In the listing that follows, count each line where the word "Zapišem" appears; write nothing but the count.
:: AVAILABLE RECORDS ::
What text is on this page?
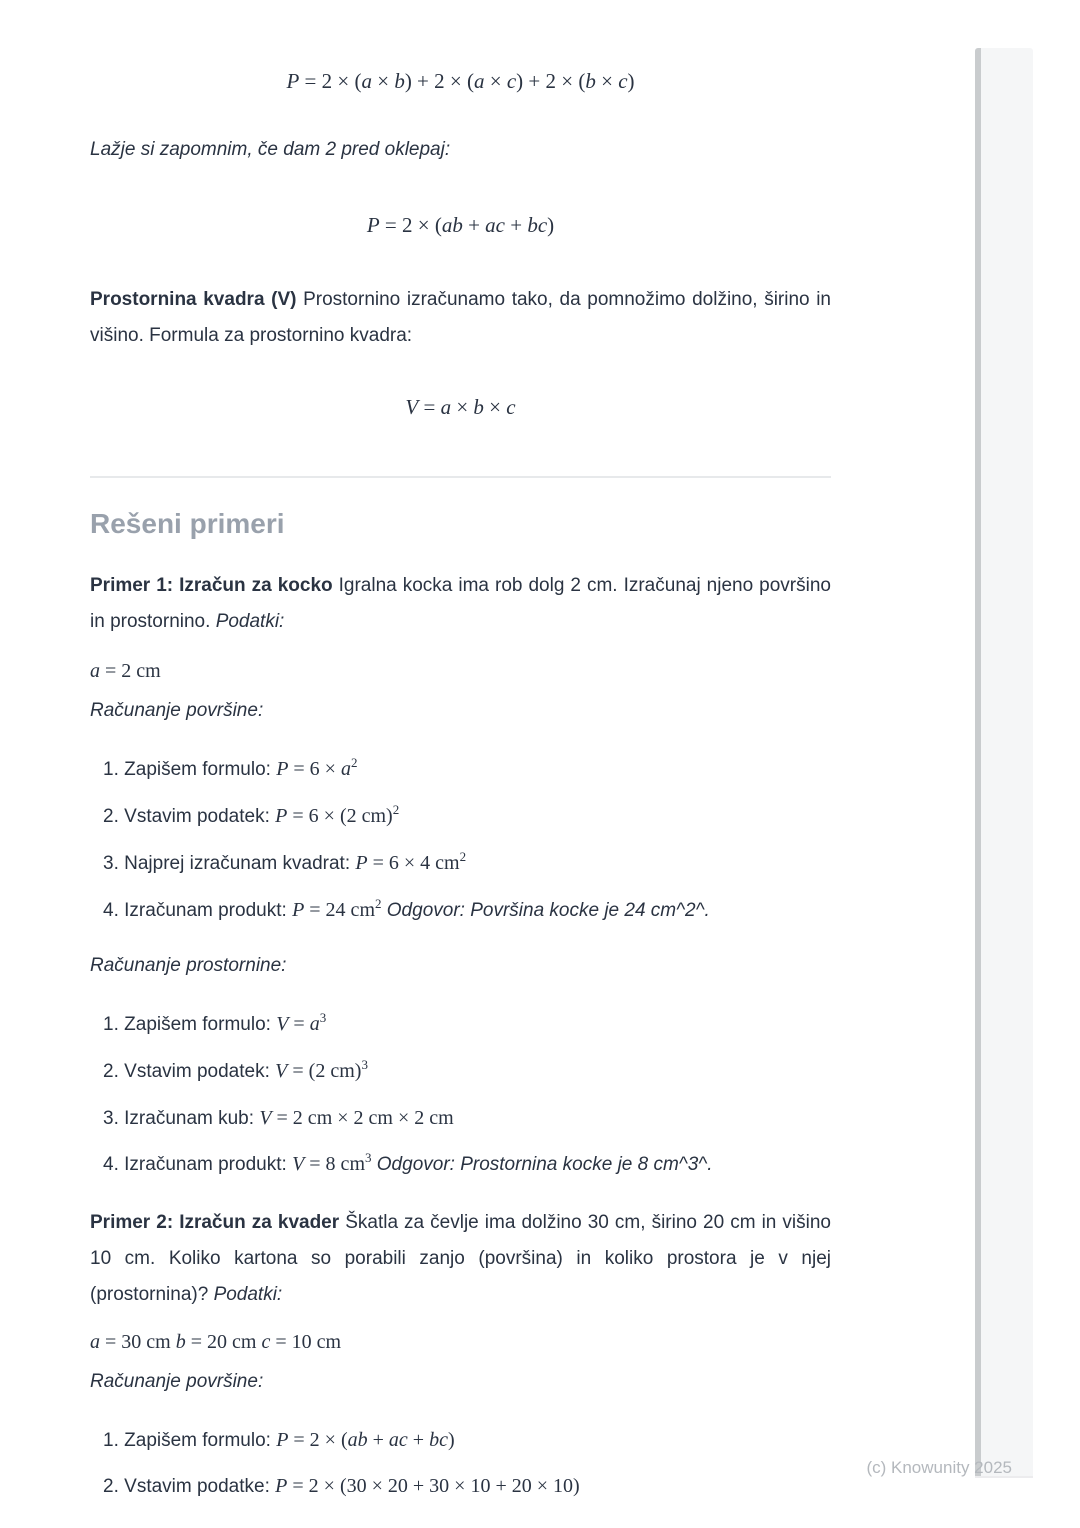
P = 2 × (a × b) + 2 × (a × c) + 2 × (b × c)
Lažje si zapomnim, če dam 2 pred oklepaj:
P = 2 × (ab + ac + bc)
Prostornina kvadra (V) Prostornino izračunamo tako, da pomnožimo dolžino, širino in višino. Formula za prostornino kvadra:
V = a × b × c
Rešeni primeri
Primer 1: Izračun za kocko Igralna kocka ima rob dolg 2 cm. Izračunaj njeno površino in prostornino. Podatki:
a = 2 cm
Računanje površine:
Zapišem formulo: $P = 6 \times a^2$
Vstavim podatek: P = 6 × (2 cm)$^2$
Najprej izračunam kvadrat: P = 6 × 4 $cm^2$
Izračunam produkt: P = 24 $cm^2$ Odgovor: Površina kocke je 24 cm^2^.
Računanje prostornine:
Zapišem formulo: $V = a^3$
Vstavim podatek: V = (2 cm)$^3$
Izračunam kub: V = 2 cm × 2 cm × 2 cm
Izračunam produkt: V = 8 $cm^3$ Odgovor: Prostornina kocke je 8 cm^3^.
Primer 2: Izračun za kvader Škatla za čevlje ima dolžino 30 cm, širino 20 cm in višino 10 cm. Koliko kartona so porabili zanjo (površina) in koliko prostora je v njej (prostornina)? Podatki:
a = 30 cm b = 20 cm c = 10 cm
Računanje površine:
Zapišem formulo: P = 2 × (ab + ac + bc)
Vstavim podatke: P = 2 × (30 × 20 + 30 × 10 + 20 × 10)
(c) Knowunity 2025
:::
TASK RESULT: 3